Short problem> The records are to be restated in their entirety, word for word.

* BEGIN Data provided *

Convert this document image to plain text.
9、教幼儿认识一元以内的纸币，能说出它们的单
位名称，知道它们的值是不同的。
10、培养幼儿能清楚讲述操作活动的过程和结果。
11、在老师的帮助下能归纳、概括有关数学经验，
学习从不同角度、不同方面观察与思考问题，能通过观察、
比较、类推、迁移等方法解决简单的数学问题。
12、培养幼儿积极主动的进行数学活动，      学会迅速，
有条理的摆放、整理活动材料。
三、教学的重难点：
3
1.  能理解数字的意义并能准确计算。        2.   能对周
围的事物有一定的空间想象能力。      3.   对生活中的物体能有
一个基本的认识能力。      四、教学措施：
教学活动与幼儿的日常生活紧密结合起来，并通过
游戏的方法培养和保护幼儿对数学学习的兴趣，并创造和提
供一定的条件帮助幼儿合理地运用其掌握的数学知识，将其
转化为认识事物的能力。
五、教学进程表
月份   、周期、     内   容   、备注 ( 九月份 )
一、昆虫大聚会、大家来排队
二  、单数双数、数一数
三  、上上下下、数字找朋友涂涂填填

* END Data provided *

Completed task>
Convert this document image to plain text.
9、教幼儿认识一元以内的纸币，能说出它们的单
位名称，知道它们的值是不同的。
10、培养幼儿能清楚讲述操作活动的过程和结果。
11、在老师的帮助下能归纳、概括有关数学经验，
学习从不同角度、不同方面观察与思考问题，能通过观察、
比较、类推、迁移等方法解决简单的数学问题。
12、培养幼儿积极主动的进行数学活动，      学会迅速，
有条理的摆放、整理活动材料。
三、教学的重难点：
3
1.  能理解数字的意义并能准确计算。        2.   能对周
围的事物有一定的空间想象能力。      3.   对生活中的物体能有
一个基本的认识能力。      四、教学措施：
教学活动与幼儿的日常生活紧密结合起来，并通过
游戏的方法培养和保护幼儿对数学学习的兴趣，并创造和提
供一定的条件帮助幼儿合理地运用其掌握的数学知识，将其
转化为认识事物的能力。
五、教学进程表
月份   、周期、     内   容   、备注 ( 九月份 )
一、昆虫大聚会、大家来排队
二  、单数双数、数一数
三  、上上下下、数字找朋友涂涂填填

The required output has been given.